--- The problem ---
Go through the entries below, tally each line that has the word "gratulieren", and give only the total.

--- Input for this task ---
═══
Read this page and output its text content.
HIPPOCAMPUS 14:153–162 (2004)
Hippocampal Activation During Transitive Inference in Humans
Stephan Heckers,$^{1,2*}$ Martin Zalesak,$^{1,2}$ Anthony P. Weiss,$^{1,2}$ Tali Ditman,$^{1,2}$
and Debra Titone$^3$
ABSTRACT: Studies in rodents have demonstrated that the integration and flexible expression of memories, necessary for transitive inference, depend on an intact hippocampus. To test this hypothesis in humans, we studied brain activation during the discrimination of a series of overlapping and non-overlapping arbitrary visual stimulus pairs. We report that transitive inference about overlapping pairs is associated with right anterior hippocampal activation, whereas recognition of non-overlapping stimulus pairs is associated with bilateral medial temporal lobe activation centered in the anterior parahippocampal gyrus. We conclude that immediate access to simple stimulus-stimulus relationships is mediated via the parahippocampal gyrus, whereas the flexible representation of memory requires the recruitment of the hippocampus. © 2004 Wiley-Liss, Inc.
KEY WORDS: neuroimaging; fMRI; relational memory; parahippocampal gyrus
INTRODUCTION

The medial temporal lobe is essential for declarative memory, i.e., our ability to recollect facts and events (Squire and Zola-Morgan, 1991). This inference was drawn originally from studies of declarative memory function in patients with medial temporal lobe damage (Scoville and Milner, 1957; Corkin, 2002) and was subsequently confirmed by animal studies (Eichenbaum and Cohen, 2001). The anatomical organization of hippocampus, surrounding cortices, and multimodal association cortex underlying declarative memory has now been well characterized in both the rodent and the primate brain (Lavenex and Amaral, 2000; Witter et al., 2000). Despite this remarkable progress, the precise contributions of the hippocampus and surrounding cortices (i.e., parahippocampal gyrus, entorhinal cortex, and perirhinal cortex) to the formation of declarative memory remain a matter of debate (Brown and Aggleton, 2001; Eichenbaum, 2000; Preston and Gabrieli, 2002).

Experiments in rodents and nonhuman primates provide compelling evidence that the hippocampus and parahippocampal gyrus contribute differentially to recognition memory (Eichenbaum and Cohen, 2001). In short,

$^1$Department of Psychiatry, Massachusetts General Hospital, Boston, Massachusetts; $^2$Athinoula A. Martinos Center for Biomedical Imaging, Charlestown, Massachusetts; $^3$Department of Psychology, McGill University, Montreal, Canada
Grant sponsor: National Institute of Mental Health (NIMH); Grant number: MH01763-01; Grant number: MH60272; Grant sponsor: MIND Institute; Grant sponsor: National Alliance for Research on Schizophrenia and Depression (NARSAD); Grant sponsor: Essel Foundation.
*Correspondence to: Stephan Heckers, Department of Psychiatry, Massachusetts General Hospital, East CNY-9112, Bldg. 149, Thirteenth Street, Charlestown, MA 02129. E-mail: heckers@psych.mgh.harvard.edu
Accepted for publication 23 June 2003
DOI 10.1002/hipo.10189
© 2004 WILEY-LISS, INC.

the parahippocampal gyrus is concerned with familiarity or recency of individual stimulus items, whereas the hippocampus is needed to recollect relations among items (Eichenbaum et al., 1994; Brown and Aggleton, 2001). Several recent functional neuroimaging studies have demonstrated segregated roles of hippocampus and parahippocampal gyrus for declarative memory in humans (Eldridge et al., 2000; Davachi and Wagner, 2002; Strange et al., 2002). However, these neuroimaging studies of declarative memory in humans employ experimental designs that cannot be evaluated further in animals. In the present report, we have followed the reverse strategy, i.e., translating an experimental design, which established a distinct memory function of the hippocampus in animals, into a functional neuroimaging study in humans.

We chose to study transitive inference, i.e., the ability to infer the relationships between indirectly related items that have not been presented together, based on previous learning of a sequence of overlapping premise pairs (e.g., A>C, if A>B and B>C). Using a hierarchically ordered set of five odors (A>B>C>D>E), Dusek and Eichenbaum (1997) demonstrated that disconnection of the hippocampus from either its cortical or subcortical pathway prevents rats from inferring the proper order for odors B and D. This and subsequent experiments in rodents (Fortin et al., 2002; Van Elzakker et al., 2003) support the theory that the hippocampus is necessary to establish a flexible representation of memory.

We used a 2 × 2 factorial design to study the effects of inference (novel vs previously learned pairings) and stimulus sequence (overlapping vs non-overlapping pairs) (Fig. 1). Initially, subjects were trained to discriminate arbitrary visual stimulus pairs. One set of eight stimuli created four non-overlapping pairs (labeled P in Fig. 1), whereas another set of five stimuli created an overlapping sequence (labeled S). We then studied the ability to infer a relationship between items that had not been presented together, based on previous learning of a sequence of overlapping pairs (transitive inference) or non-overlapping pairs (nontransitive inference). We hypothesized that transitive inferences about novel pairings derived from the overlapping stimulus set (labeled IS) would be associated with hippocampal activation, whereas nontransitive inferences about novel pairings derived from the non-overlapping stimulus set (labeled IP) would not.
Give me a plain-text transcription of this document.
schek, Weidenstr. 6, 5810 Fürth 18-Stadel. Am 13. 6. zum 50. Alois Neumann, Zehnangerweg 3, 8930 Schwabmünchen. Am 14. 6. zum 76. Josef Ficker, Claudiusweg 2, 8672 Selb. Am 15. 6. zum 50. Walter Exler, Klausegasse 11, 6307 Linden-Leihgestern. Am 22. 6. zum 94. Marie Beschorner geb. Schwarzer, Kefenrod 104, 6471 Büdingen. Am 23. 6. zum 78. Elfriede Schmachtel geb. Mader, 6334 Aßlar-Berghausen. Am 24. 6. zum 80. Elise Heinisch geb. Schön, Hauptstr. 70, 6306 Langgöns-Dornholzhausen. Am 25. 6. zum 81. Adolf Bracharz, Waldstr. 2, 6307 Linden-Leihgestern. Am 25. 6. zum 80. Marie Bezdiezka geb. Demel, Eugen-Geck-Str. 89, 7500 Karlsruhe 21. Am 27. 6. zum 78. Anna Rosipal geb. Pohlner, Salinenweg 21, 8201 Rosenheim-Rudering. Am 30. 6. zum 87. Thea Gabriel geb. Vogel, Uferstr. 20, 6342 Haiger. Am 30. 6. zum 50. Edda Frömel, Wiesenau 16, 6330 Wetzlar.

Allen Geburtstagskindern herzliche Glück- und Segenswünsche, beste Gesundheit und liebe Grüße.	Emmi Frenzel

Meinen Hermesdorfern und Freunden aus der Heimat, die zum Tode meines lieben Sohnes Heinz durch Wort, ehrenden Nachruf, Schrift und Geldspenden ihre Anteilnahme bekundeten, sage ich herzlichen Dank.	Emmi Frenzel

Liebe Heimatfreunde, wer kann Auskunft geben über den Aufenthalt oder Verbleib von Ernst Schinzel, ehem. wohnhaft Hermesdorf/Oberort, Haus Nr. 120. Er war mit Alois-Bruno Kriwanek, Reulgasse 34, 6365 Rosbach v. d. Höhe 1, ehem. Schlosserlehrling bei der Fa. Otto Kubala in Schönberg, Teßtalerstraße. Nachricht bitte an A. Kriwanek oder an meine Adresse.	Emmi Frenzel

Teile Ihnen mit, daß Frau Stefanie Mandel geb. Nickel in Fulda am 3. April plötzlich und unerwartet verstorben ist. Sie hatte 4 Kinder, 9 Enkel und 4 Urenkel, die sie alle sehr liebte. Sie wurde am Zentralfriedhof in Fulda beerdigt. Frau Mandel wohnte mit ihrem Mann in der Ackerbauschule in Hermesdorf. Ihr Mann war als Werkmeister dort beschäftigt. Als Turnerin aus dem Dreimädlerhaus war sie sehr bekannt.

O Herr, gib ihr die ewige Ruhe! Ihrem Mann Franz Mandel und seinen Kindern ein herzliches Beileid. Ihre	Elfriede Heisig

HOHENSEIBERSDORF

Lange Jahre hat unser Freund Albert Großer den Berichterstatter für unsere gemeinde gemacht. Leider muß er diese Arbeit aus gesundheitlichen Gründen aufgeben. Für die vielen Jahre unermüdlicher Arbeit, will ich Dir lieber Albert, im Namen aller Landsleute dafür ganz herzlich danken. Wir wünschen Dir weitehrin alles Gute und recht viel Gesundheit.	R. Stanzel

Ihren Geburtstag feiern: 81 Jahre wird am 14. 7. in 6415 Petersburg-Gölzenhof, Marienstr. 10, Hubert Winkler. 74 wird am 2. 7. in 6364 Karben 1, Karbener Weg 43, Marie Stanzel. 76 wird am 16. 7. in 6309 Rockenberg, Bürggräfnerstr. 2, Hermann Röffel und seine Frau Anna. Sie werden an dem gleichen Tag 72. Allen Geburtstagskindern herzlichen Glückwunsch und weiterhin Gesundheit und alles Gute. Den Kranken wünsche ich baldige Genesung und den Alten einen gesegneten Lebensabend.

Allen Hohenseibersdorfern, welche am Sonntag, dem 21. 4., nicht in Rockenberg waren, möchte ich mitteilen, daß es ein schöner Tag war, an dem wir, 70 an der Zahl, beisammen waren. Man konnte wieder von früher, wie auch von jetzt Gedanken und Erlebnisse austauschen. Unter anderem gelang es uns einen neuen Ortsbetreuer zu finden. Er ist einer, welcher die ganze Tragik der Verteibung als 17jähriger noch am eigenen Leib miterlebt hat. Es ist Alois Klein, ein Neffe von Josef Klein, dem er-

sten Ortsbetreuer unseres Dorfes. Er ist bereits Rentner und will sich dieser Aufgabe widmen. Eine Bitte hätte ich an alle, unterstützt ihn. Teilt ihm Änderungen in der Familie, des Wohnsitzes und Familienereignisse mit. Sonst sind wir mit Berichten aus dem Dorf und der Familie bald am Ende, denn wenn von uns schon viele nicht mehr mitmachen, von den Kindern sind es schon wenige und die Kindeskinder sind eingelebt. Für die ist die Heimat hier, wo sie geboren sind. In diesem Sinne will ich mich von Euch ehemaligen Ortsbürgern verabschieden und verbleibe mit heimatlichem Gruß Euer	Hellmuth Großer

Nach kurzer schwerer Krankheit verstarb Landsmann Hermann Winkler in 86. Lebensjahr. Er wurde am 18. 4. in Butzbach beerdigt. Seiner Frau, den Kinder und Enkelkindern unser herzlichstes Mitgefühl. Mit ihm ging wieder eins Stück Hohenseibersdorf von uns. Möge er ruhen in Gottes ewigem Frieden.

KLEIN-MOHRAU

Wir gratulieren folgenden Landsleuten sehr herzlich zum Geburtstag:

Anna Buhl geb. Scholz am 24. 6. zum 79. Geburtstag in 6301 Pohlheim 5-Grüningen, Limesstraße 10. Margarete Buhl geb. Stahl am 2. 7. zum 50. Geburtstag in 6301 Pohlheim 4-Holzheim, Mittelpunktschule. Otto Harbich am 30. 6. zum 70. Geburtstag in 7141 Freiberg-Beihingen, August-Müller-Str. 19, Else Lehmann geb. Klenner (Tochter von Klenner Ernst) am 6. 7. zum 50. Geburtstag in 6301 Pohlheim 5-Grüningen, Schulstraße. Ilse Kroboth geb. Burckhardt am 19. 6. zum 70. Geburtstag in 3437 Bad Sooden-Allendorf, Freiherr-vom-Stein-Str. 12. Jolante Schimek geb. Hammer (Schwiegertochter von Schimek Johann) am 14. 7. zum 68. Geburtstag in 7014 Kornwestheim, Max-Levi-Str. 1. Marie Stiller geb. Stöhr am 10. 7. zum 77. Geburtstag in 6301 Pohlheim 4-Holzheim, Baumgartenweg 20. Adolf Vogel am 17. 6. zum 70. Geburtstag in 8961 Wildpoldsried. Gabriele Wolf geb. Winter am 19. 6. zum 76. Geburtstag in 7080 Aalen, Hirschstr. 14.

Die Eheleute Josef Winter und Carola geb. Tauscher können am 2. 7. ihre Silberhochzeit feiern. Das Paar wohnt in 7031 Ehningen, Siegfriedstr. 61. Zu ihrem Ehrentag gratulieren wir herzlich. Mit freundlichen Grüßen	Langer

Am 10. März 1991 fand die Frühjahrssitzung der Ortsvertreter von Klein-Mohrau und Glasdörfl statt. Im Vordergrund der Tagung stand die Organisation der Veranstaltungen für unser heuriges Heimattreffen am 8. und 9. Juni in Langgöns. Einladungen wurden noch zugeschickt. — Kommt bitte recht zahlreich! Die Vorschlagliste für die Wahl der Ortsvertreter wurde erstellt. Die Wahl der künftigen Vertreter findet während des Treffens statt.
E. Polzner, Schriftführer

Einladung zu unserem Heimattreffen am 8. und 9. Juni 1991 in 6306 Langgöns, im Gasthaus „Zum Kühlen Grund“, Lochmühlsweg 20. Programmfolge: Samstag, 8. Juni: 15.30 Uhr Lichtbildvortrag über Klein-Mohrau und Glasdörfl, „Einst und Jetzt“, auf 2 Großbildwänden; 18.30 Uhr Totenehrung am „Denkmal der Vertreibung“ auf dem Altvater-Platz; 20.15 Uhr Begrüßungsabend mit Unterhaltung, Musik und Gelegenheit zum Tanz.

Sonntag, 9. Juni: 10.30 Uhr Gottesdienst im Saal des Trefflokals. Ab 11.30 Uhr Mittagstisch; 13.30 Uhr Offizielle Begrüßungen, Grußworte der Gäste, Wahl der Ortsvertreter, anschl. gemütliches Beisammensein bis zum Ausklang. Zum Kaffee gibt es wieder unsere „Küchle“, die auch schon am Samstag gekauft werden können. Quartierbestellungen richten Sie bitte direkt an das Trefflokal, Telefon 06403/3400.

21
═══
--- Result of this task ---
2